• [TASK DIRECTIONS] Look for the line with "Read all visible content and emit it as JSON." in the entries below, then extract that line and all lines after it exactly, with pictures left out.

## START GIVEN ENTRIES

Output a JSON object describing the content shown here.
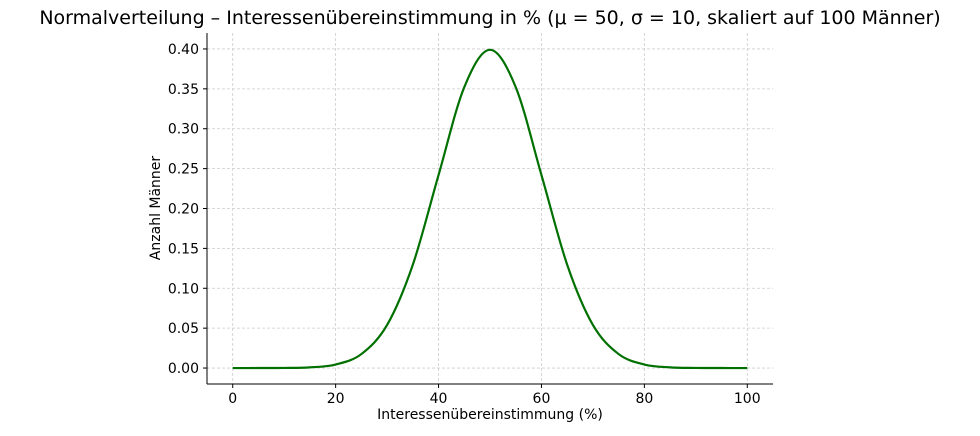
{
  "chart_data": {
    "type": "line",
    "title": "Normalverteilung – Interessenübereinstimmung in % (μ = 50, σ = 10, skaliert auf 100 Männer)",
    "xlabel": "Interessenübereinstimmung (%)",
    "ylabel": "Anzahl Männer",
    "xlim": [
      -5,
      105
    ],
    "ylim": [
      -0.02,
      0.42
    ],
    "xticks": [
      "0",
      "20",
      "40",
      "60",
      "80",
      "100"
    ],
    "yticks": [
      "0.00",
      "0.05",
      "0.10",
      "0.15",
      "0.20",
      "0.25",
      "0.30",
      "0.35",
      "0.40"
    ],
    "grid": true,
    "line_color": "#007000",
    "series": [
      {
        "x": [
          0,
          5,
          10,
          15,
          20,
          25,
          30,
          35,
          40,
          45,
          50,
          55,
          60,
          65,
          70,
          75,
          80,
          85,
          90,
          95,
          100
        ],
        "y": [
          1.5e-06,
          1.6e-05,
          0.000134,
          0.000873,
          0.00443,
          0.01753,
          0.05399,
          0.12952,
          0.24197,
          0.35207,
          0.39894,
          0.35207,
          0.24197,
          0.12952,
          0.05399,
          0.01753,
          0.00443,
          0.000873,
          0.000134,
          1.6e-05,
          1.5e-06
        ]
      }
    ]
  }
}
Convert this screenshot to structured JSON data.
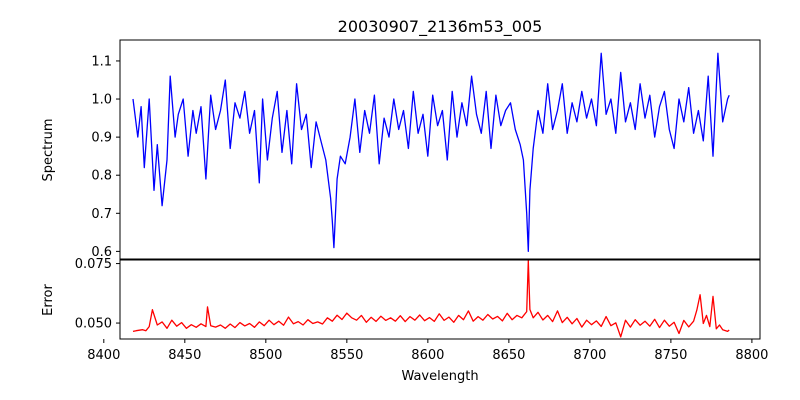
{
  "chart_data": [
    {
      "panel": "spectrum",
      "type": "line",
      "title": "20030907_2136m53_005",
      "xlabel": "",
      "ylabel": "Spectrum",
      "xlim": [
        8410,
        8805
      ],
      "ylim": [
        0.58,
        1.155
      ],
      "xticks": [
        8400,
        8450,
        8500,
        8550,
        8600,
        8650,
        8700,
        8750,
        8800
      ],
      "yticks": [
        0.6,
        0.7,
        0.8,
        0.9,
        1.0,
        1.1
      ],
      "ytick_labels": [
        "0.6",
        "0.7",
        "0.8",
        "0.9",
        "1.0",
        "1.1"
      ],
      "series": [
        {
          "name": "spectrum",
          "color": "#0000ff",
          "x": [
            8418,
            8421,
            8423,
            8425,
            8428,
            8431,
            8433,
            8436,
            8439,
            8441,
            8444,
            8446,
            8449,
            8452,
            8455,
            8457,
            8460,
            8463,
            8466,
            8469,
            8472,
            8475,
            8478,
            8481,
            8484,
            8487,
            8490,
            8493,
            8496,
            8498,
            8501,
            8504,
            8507,
            8510,
            8513,
            8516,
            8519,
            8522,
            8525,
            8528,
            8531,
            8534,
            8537,
            8540,
            8541,
            8542,
            8543,
            8544,
            8546,
            8549,
            8552,
            8555,
            8558,
            8561,
            8564,
            8567,
            8570,
            8573,
            8576,
            8579,
            8582,
            8585,
            8588,
            8591,
            8594,
            8597,
            8600,
            8603,
            8606,
            8609,
            8612,
            8615,
            8618,
            8621,
            8624,
            8627,
            8630,
            8633,
            8636,
            8639,
            8642,
            8645,
            8648,
            8651,
            8654,
            8657,
            8659,
            8661,
            8662,
            8663,
            8665,
            8668,
            8671,
            8674,
            8677,
            8680,
            8683,
            8686,
            8689,
            8692,
            8695,
            8698,
            8701,
            8704,
            8707,
            8710,
            8713,
            8716,
            8719,
            8722,
            8725,
            8728,
            8731,
            8734,
            8737,
            8740,
            8743,
            8746,
            8749,
            8752,
            8755,
            8758,
            8761,
            8764,
            8767,
            8770,
            8773,
            8776,
            8779,
            8782,
            8785,
            8786
          ],
          "y": [
            1.0,
            0.9,
            0.98,
            0.82,
            1.0,
            0.76,
            0.88,
            0.72,
            0.84,
            1.06,
            0.9,
            0.96,
            1.0,
            0.85,
            0.97,
            0.91,
            0.98,
            0.79,
            1.01,
            0.92,
            0.97,
            1.05,
            0.87,
            0.99,
            0.95,
            1.02,
            0.91,
            0.97,
            0.78,
            1.0,
            0.84,
            0.95,
            1.02,
            0.86,
            0.97,
            0.83,
            1.04,
            0.92,
            0.96,
            0.82,
            0.94,
            0.89,
            0.84,
            0.74,
            0.68,
            0.61,
            0.7,
            0.79,
            0.85,
            0.83,
            0.9,
            1.0,
            0.86,
            0.97,
            0.91,
            1.01,
            0.83,
            0.95,
            0.9,
            1.0,
            0.92,
            0.97,
            0.87,
            1.02,
            0.91,
            0.96,
            0.85,
            1.01,
            0.93,
            0.97,
            0.84,
            1.02,
            0.9,
            0.99,
            0.93,
            1.06,
            0.96,
            0.91,
            1.02,
            0.87,
            1.01,
            0.93,
            0.97,
            0.99,
            0.92,
            0.88,
            0.84,
            0.7,
            0.6,
            0.76,
            0.87,
            0.97,
            0.91,
            1.04,
            0.92,
            0.97,
            1.04,
            0.91,
            0.99,
            0.94,
            1.02,
            0.95,
            1.0,
            0.93,
            1.12,
            0.96,
            1.0,
            0.91,
            1.07,
            0.94,
            0.99,
            0.92,
            1.04,
            0.95,
            1.01,
            0.9,
            0.98,
            1.02,
            0.92,
            0.87,
            1.0,
            0.94,
            1.03,
            0.91,
            0.97,
            0.89,
            1.06,
            0.85,
            1.12,
            0.94,
            1.0,
            1.01
          ]
        }
      ]
    },
    {
      "panel": "error",
      "type": "line",
      "title": "",
      "xlabel": "Wavelength",
      "ylabel": "Error",
      "xlim": [
        8410,
        8805
      ],
      "ylim": [
        0.0433,
        0.0765
      ],
      "xticks": [
        8400,
        8450,
        8500,
        8550,
        8600,
        8650,
        8700,
        8750,
        8800
      ],
      "xtick_labels": [
        "8400",
        "8450",
        "8500",
        "8550",
        "8600",
        "8650",
        "8700",
        "8750",
        "8800"
      ],
      "yticks": [
        0.05,
        0.075
      ],
      "ytick_labels": [
        "0.050",
        "0.075"
      ],
      "series": [
        {
          "name": "error",
          "color": "#ff0000",
          "x": [
            8418,
            8420,
            8422,
            8424,
            8426,
            8428,
            8430,
            8433,
            8436,
            8439,
            8442,
            8445,
            8448,
            8451,
            8454,
            8457,
            8460,
            8463,
            8464,
            8466,
            8469,
            8472,
            8475,
            8478,
            8481,
            8484,
            8487,
            8490,
            8493,
            8496,
            8499,
            8502,
            8505,
            8508,
            8511,
            8514,
            8517,
            8520,
            8523,
            8526,
            8529,
            8532,
            8535,
            8538,
            8541,
            8544,
            8547,
            8550,
            8553,
            8556,
            8559,
            8562,
            8565,
            8568,
            8571,
            8574,
            8577,
            8580,
            8583,
            8586,
            8589,
            8592,
            8595,
            8598,
            8601,
            8604,
            8607,
            8610,
            8613,
            8616,
            8619,
            8622,
            8625,
            8628,
            8631,
            8634,
            8637,
            8640,
            8643,
            8646,
            8649,
            8652,
            8655,
            8658,
            8661,
            8662,
            8663,
            8665,
            8668,
            8671,
            8674,
            8677,
            8680,
            8683,
            8686,
            8689,
            8692,
            8695,
            8698,
            8701,
            8704,
            8707,
            8710,
            8713,
            8716,
            8719,
            8722,
            8725,
            8728,
            8731,
            8734,
            8737,
            8740,
            8743,
            8746,
            8749,
            8752,
            8755,
            8758,
            8761,
            8764,
            8766,
            8768,
            8770,
            8772,
            8774,
            8776,
            8778,
            8780,
            8782,
            8785,
            8786
          ],
          "y": [
            0.0465,
            0.0468,
            0.047,
            0.0472,
            0.0468,
            0.0485,
            0.0556,
            0.0492,
            0.0505,
            0.0478,
            0.0512,
            0.0487,
            0.0502,
            0.0478,
            0.0493,
            0.0482,
            0.0497,
            0.0485,
            0.0568,
            0.0489,
            0.0483,
            0.0492,
            0.0478,
            0.0496,
            0.0481,
            0.0502,
            0.0488,
            0.0498,
            0.0482,
            0.0505,
            0.0489,
            0.0512,
            0.0493,
            0.0508,
            0.0491,
            0.0525,
            0.0497,
            0.0506,
            0.0492,
            0.0514,
            0.0498,
            0.0505,
            0.0496,
            0.0522,
            0.0508,
            0.0533,
            0.0515,
            0.0542,
            0.0522,
            0.0512,
            0.0532,
            0.0503,
            0.0524,
            0.0507,
            0.0529,
            0.0511,
            0.0522,
            0.0508,
            0.0531,
            0.0506,
            0.0527,
            0.0512,
            0.0534,
            0.051,
            0.0523,
            0.0507,
            0.0539,
            0.0511,
            0.0525,
            0.0503,
            0.0532,
            0.0514,
            0.0551,
            0.0508,
            0.0527,
            0.0512,
            0.0536,
            0.0517,
            0.0528,
            0.0509,
            0.0541,
            0.0514,
            0.0532,
            0.0522,
            0.0548,
            0.0762,
            0.0557,
            0.0522,
            0.0545,
            0.0513,
            0.0532,
            0.0506,
            0.0551,
            0.0502,
            0.0524,
            0.0497,
            0.0519,
            0.0483,
            0.0512,
            0.0493,
            0.0509,
            0.0486,
            0.0527,
            0.0489,
            0.0501,
            0.0442,
            0.0512,
            0.0483,
            0.0514,
            0.0491,
            0.0508,
            0.0487,
            0.0516,
            0.0481,
            0.0512,
            0.0487,
            0.0503,
            0.0456,
            0.0511,
            0.0484,
            0.0508,
            0.0554,
            0.0619,
            0.0498,
            0.0532,
            0.0485,
            0.0612,
            0.0476,
            0.0492,
            0.0472,
            0.0465,
            0.0471
          ]
        }
      ]
    }
  ]
}
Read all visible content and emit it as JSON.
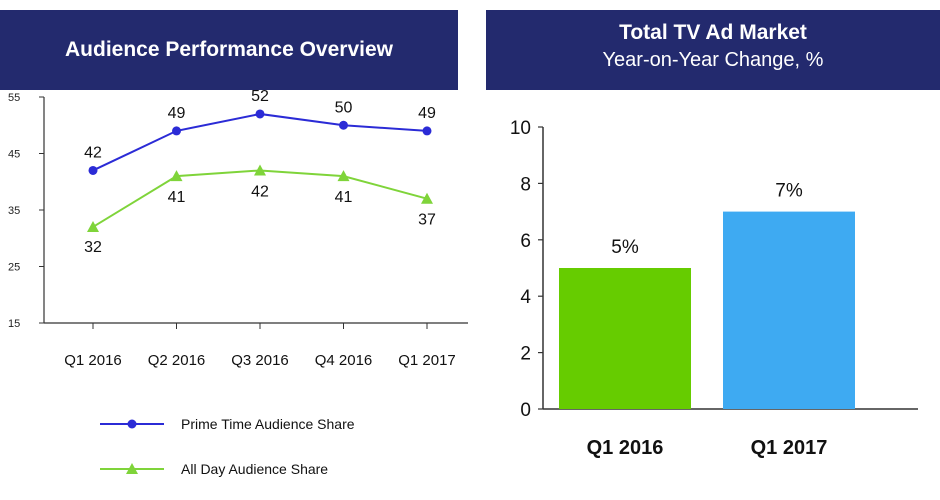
{
  "left_chart": {
    "banner_title": "Audience Performance Overview",
    "chart_data": {
      "type": "line",
      "title": "Audience Performance Overview",
      "categories": [
        "Q1 2016",
        "Q2 2016",
        "Q3 2016",
        "Q4 2016",
        "Q1 2017"
      ],
      "ylim": [
        15,
        55
      ],
      "yticks": [
        15,
        25,
        35,
        45,
        55
      ],
      "series": [
        {
          "name": "Prime Time Audience Share",
          "values": [
            42,
            49,
            52,
            50,
            49
          ],
          "color": "#2b2bd6",
          "marker": "circle",
          "labels": [
            "42",
            "49",
            "52",
            "50",
            "49"
          ]
        },
        {
          "name": "All Day Audience Share",
          "values": [
            32,
            41,
            42,
            41,
            37
          ],
          "color": "#7fd43a",
          "marker": "triangle",
          "labels": [
            "32",
            "41",
            "42",
            "41",
            "37"
          ]
        }
      ]
    }
  },
  "right_chart": {
    "banner_title": "Total TV Ad Market",
    "banner_subtitle": "Year-on-Year Change, %",
    "chart_data": {
      "type": "bar",
      "title": "Total TV Ad Market",
      "subtitle": "Year-on-Year Change, %",
      "categories": [
        "Q1 2016",
        "Q1 2017"
      ],
      "values": [
        5,
        7
      ],
      "labels": [
        "5%",
        "7%"
      ],
      "colors": [
        "#66cc00",
        "#3eaaf2"
      ],
      "ylim": [
        0,
        10
      ],
      "yticks": [
        0,
        2,
        4,
        6,
        8,
        10
      ]
    }
  }
}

## END GIVEN ENTRIES

• [RESULT OF THIS EXERCISE]
Read all visible content and emit it as JSON.
{
  "left_chart": {
    "banner_title": "Audience Performance Overview",
    "chart_data": {
      "type": "line",
      "title": "Audience Performance Overview",
      "categories": [
        "Q1 2016",
        "Q2 2016",
        "Q3 2016",
        "Q4 2016",
        "Q1 2017"
      ],
      "ylim": [
        15,
        55
      ],
      "yticks": [
        15,
        25,
        35,
        45,
        55
      ],
      "series": [
        {
          "name": "Prime Time Audience Share",
          "values": [
            42,
            49,
            52,
            50,
            49
          ],
          "color": "#2b2bd6",
          "marker": "circle",
          "labels": [
            "42",
            "49",
            "52",
            "50",
            "49"
          ]
        },
        {
          "name": "All Day Audience Share",
          "values": [
            32,
            41,
            42,
            41,
            37
          ],
          "color": "#7fd43a",
          "marker": "triangle",
          "labels": [
            "32",
            "41",
            "42",
            "41",
            "37"
          ]
        }
      ]
    }
  },
  "right_chart": {
    "banner_title": "Total TV Ad Market",
    "banner_subtitle": "Year-on-Year Change, %",
    "chart_data": {
      "type": "bar",
      "title": "Total TV Ad Market",
      "subtitle": "Year-on-Year Change, %",
      "categories": [
        "Q1 2016",
        "Q1 2017"
      ],
      "values": [
        5,
        7
      ],
      "labels": [
        "5%",
        "7%"
      ],
      "colors": [
        "#66cc00",
        "#3eaaf2"
      ],
      "ylim": [
        0,
        10
      ],
      "yticks": [
        0,
        2,
        4,
        6,
        8,
        10
      ]
    }
  }
}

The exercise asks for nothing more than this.